▼

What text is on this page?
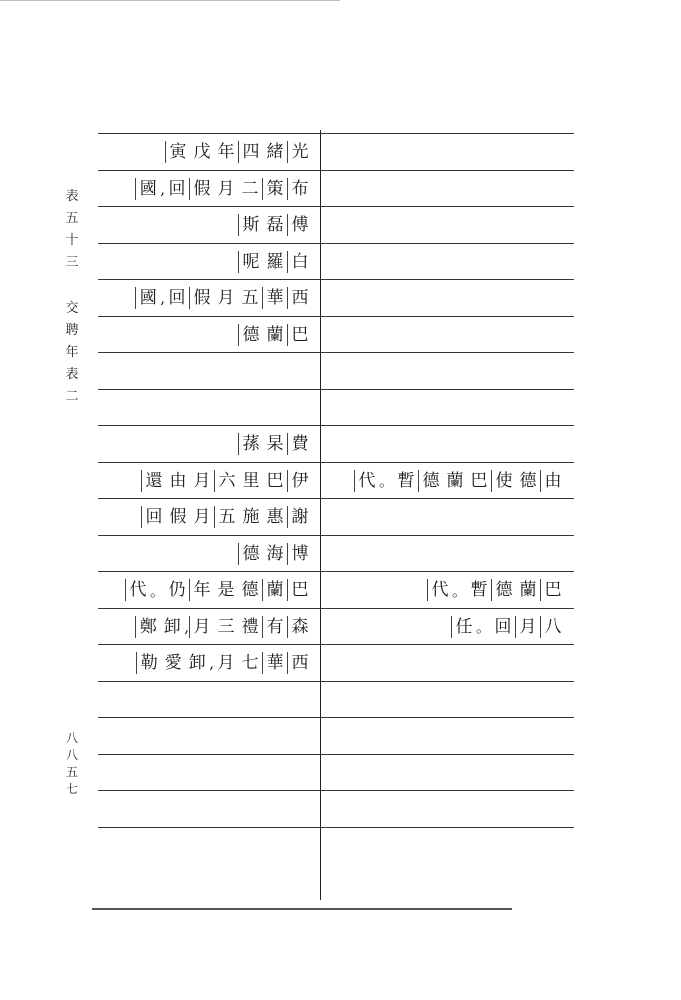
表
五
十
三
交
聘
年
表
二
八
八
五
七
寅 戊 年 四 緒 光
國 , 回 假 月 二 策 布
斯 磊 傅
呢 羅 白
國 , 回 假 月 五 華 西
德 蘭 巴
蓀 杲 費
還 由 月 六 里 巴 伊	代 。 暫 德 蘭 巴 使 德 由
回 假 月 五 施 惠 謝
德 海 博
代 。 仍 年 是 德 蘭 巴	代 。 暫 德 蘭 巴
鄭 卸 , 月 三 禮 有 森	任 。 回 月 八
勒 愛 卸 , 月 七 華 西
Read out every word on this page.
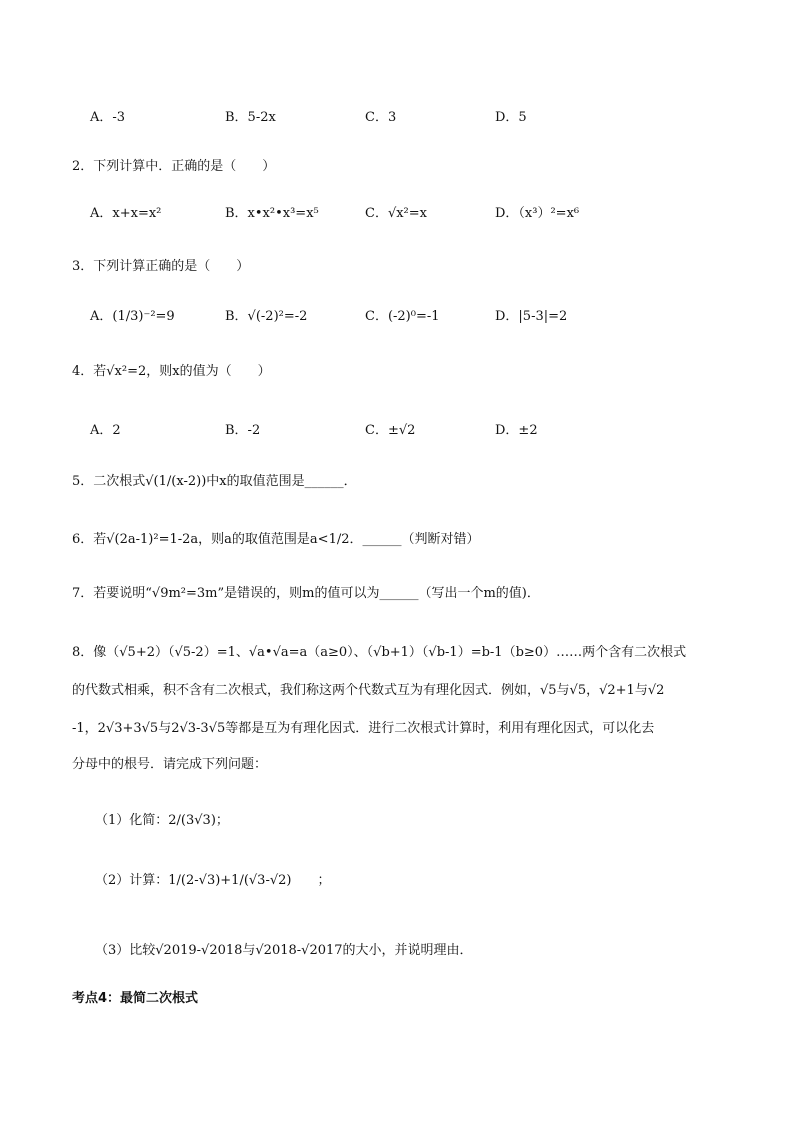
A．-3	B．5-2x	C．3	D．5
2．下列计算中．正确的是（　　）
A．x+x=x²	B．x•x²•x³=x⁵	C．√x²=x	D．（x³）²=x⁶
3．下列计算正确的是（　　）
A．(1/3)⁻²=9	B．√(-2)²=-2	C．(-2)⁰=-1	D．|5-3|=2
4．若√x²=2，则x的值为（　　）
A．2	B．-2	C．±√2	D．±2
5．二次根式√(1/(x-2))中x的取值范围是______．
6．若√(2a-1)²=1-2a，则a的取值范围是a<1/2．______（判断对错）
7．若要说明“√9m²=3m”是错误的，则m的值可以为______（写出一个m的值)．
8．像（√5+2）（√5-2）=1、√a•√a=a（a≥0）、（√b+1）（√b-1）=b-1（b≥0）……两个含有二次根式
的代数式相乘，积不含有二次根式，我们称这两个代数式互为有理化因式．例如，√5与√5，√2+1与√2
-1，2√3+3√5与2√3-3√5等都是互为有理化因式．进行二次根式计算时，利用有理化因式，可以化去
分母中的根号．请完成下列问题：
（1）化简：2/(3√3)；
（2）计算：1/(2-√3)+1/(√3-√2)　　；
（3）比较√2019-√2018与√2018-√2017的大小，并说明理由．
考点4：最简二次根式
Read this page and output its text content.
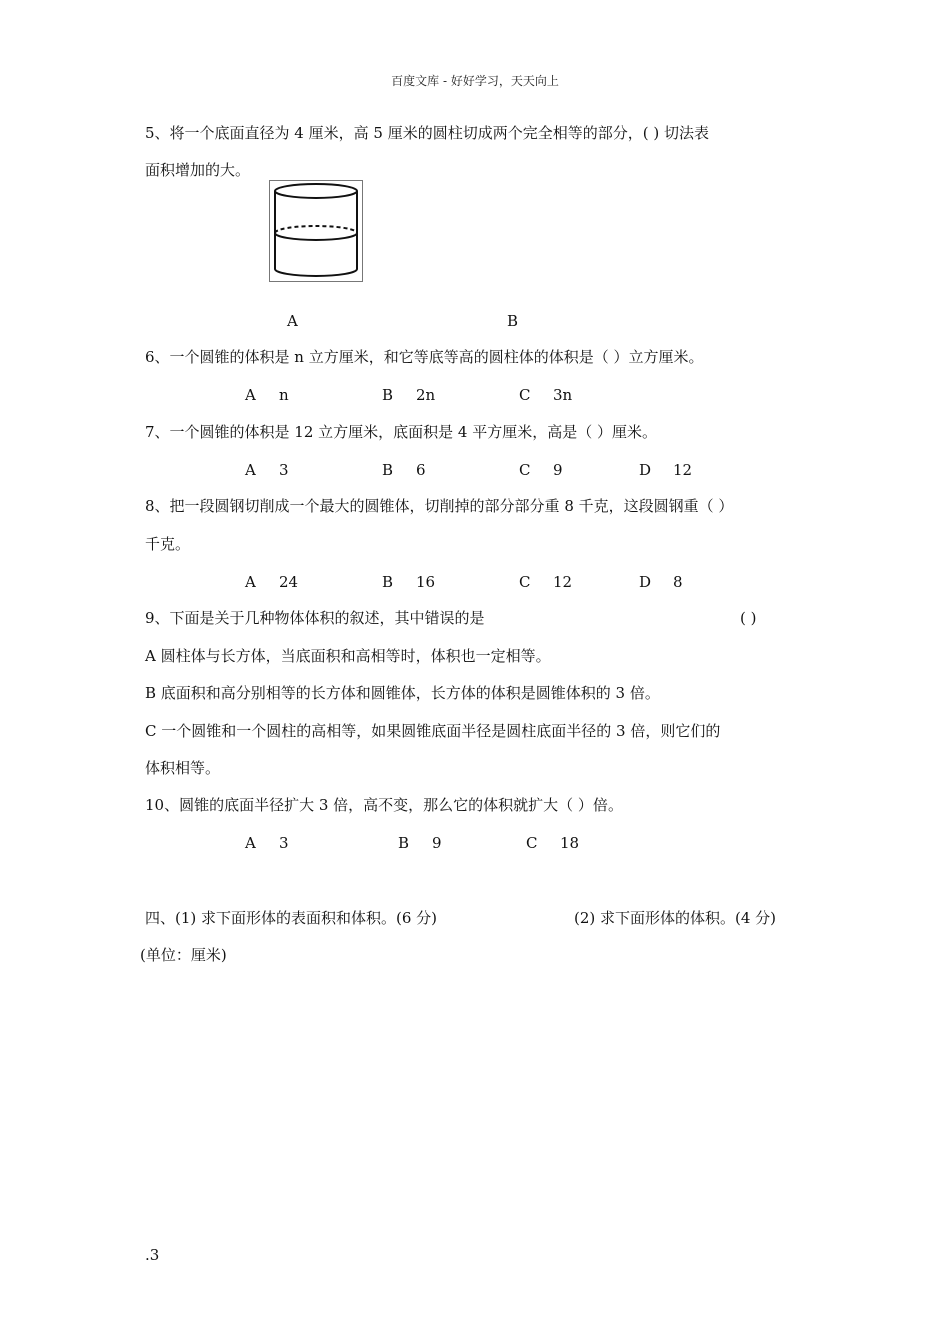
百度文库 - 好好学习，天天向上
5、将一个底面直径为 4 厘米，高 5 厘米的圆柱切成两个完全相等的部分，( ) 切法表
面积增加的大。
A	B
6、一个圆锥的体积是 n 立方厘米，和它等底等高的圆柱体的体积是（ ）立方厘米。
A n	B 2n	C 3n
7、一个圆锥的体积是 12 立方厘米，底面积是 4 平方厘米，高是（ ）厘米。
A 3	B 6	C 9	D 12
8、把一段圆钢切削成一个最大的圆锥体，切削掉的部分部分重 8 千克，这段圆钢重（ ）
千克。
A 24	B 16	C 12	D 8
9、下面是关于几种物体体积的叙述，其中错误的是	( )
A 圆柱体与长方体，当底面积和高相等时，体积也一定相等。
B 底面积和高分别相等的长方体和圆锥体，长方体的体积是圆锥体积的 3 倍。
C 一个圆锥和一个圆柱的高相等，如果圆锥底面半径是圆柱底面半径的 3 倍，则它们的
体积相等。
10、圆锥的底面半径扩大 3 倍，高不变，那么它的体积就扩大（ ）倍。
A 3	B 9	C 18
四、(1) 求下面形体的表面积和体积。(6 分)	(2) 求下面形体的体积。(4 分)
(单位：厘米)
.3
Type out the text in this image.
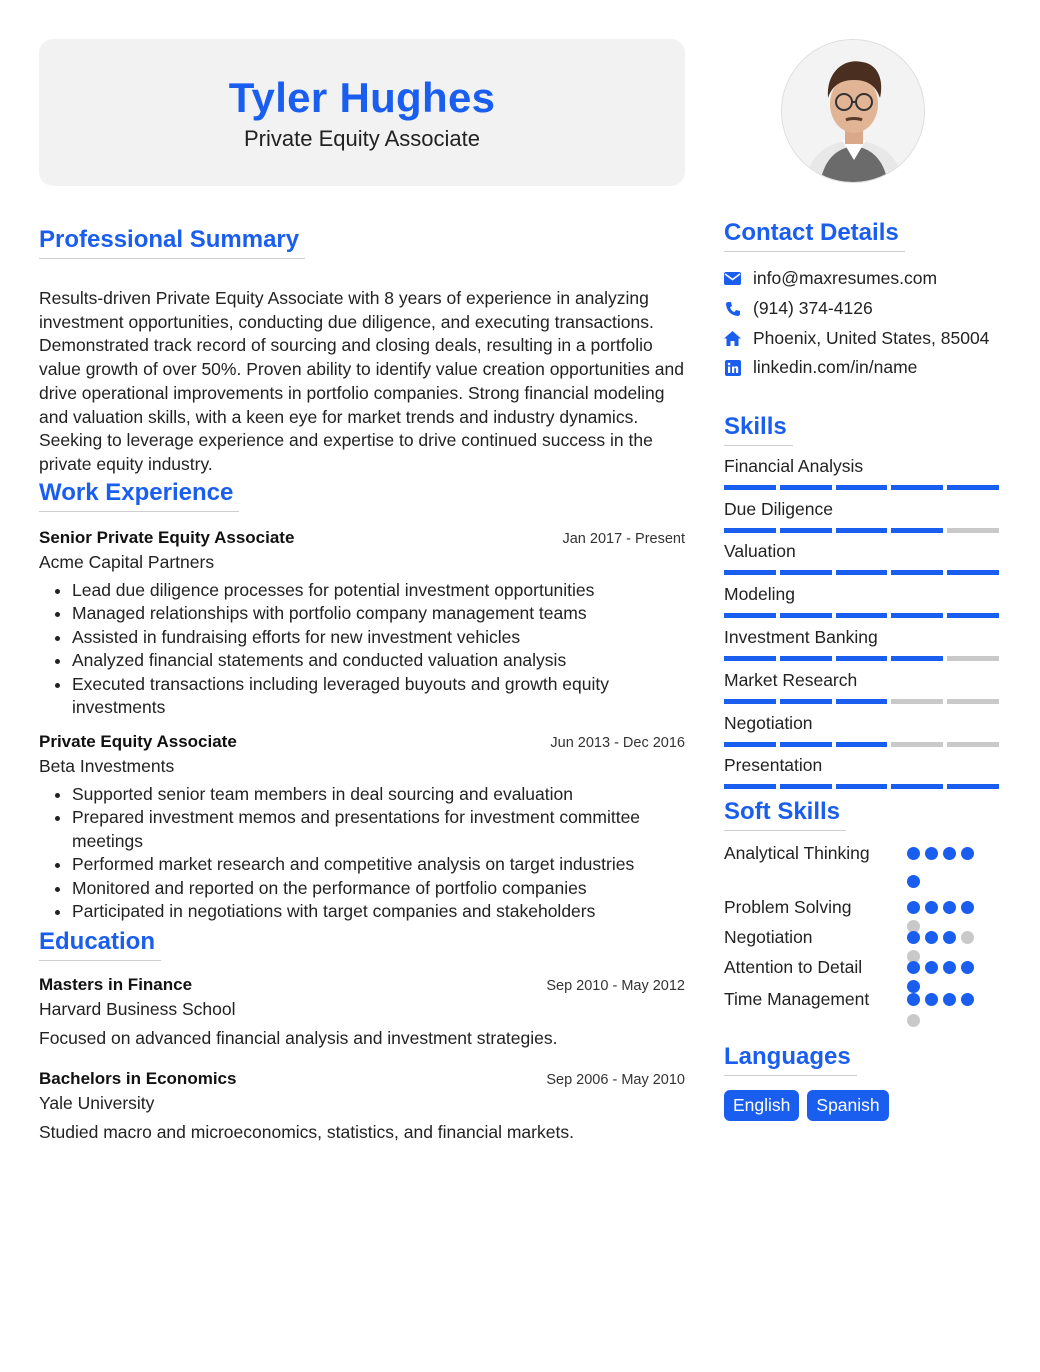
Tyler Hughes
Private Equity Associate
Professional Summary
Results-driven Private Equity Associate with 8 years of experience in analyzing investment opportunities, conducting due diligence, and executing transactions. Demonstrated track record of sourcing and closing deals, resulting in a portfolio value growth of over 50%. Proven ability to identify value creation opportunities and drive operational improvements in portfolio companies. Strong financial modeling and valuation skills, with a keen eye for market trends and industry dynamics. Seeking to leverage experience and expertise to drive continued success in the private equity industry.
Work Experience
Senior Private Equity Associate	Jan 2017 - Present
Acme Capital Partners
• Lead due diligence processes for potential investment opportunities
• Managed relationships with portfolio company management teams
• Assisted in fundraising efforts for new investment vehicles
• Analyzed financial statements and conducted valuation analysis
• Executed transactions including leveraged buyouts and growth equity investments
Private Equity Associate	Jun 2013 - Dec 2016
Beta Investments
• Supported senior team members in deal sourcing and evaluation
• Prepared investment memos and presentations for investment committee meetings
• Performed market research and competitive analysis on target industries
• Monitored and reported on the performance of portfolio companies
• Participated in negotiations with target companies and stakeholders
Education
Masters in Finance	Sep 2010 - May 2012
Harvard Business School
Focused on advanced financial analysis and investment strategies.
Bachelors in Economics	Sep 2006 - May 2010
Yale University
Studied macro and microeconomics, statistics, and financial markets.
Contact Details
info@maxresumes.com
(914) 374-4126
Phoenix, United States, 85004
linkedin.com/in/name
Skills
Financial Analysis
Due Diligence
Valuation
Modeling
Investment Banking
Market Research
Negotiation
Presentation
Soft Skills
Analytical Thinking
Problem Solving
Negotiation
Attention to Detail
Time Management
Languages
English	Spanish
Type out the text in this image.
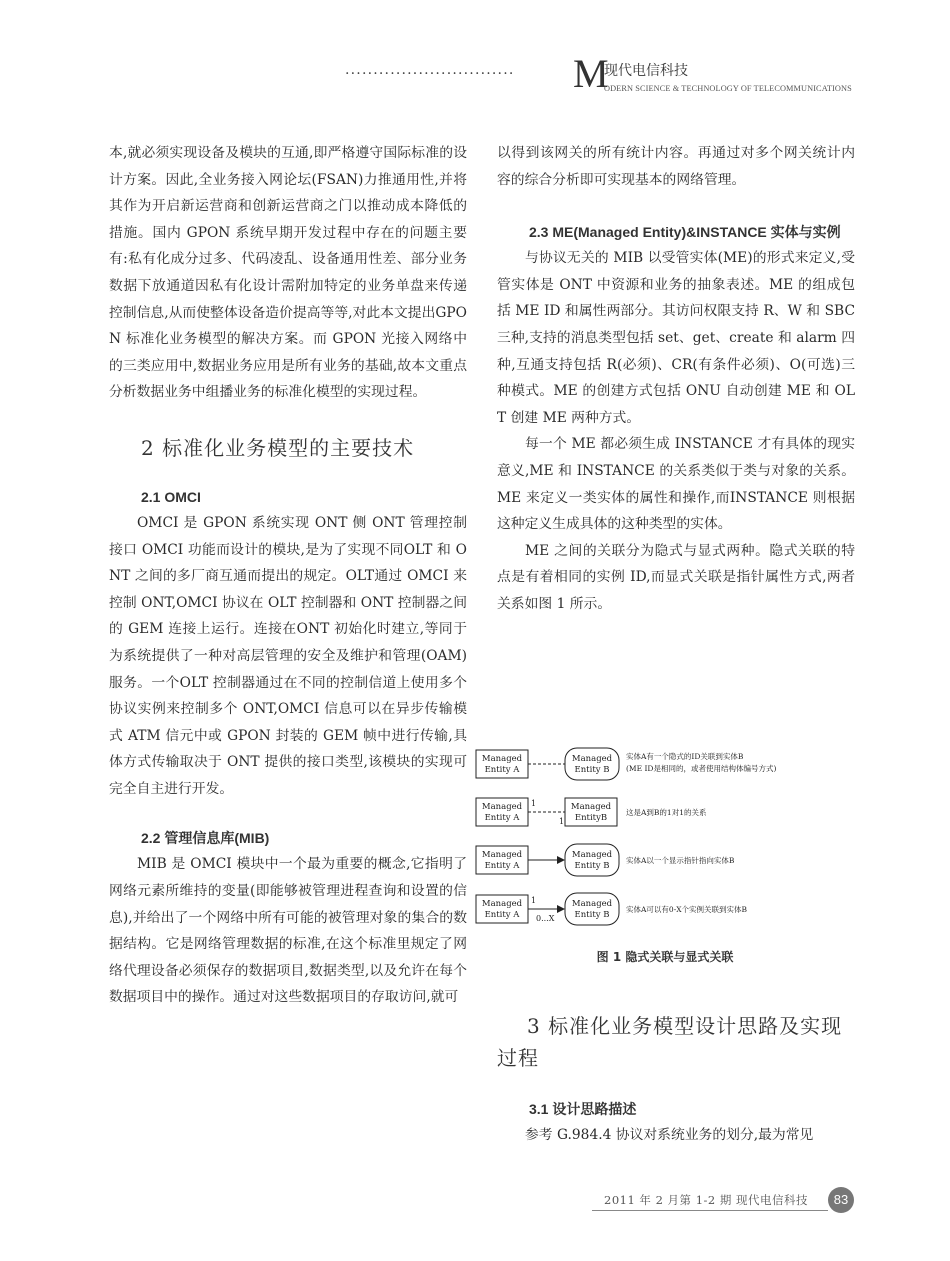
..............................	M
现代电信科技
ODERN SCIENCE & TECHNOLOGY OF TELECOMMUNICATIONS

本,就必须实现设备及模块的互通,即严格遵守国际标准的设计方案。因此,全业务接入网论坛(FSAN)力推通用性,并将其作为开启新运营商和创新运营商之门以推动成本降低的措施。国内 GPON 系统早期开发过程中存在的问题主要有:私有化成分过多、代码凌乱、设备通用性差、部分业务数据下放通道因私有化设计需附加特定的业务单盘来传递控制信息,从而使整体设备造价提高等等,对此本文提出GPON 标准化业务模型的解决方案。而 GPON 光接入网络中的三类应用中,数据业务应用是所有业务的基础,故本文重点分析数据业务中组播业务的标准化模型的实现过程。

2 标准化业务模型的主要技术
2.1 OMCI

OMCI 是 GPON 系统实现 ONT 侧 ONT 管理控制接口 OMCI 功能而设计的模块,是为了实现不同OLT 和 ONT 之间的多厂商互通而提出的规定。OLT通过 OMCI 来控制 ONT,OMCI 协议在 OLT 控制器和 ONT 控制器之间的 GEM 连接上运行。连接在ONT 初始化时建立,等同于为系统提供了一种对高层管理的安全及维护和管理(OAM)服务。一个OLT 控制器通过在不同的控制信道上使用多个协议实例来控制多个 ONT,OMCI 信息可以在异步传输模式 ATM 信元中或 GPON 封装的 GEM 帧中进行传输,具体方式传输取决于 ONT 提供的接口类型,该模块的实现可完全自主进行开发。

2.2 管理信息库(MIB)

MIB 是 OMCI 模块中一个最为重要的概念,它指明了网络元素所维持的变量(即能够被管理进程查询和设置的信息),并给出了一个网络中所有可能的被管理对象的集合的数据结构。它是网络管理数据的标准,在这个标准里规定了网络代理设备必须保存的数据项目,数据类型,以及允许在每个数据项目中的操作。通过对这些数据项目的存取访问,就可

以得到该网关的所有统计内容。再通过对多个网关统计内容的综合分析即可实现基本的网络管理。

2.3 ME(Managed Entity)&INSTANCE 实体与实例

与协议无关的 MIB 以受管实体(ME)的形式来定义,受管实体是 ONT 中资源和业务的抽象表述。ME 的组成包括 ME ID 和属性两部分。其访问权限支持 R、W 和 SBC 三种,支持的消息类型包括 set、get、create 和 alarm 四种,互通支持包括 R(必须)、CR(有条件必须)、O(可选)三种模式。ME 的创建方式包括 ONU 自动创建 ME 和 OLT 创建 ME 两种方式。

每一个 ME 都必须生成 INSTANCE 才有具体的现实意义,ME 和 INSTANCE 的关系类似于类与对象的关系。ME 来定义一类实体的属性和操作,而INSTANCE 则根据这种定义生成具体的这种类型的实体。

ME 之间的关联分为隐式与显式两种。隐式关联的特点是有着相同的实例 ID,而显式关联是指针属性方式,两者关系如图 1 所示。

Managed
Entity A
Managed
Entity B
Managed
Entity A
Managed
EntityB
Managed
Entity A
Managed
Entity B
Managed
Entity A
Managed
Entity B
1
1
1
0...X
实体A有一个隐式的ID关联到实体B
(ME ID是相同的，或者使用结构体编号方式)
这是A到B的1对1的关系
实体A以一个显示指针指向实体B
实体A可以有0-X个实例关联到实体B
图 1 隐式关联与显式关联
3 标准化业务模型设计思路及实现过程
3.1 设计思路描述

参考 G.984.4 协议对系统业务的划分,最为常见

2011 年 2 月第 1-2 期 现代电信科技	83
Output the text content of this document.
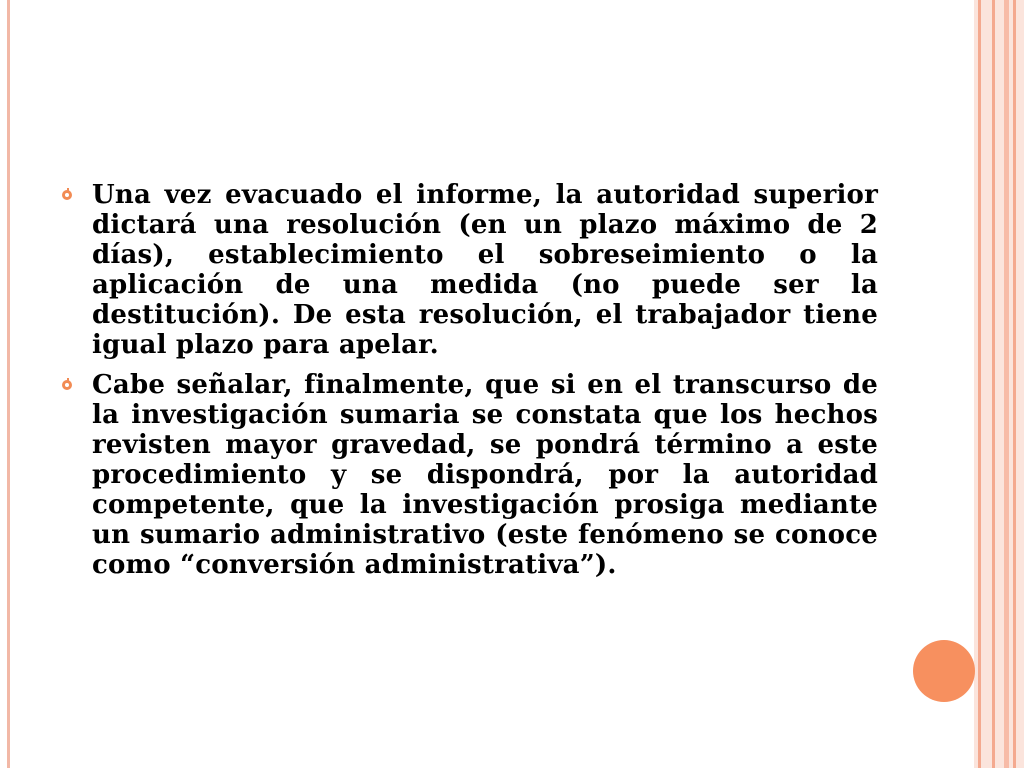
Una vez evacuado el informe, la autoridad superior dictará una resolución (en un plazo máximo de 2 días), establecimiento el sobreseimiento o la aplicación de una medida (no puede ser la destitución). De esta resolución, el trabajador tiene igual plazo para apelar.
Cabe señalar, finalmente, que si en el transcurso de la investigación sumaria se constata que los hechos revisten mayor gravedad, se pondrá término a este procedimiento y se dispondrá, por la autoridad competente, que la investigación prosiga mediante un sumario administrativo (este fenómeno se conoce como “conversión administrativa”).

▲

• _TASK GOAL_
From the listing above, collect each line in which the string "autoridad" appears.

• _OUTPUT OF THE TASK_
Una vez evacuado el informe, la autoridad superior dictará una resolución (en un plazo máximo de 2 días), establecimiento el sobreseimiento o la aplicación de una medida (no puede ser la destitución). De esta resolución, el trabajador tiene igual plazo para apelar.
Cabe señalar, finalmente, que si en el transcurso de la investigación sumaria se constata que los hechos revisten mayor gravedad, se pondrá término a este procedimiento y se dispondrá, por la autoridad competente, que la investigación prosiga mediante un sumario administrativo (este fenómeno se conoce como “conversión administrativa”).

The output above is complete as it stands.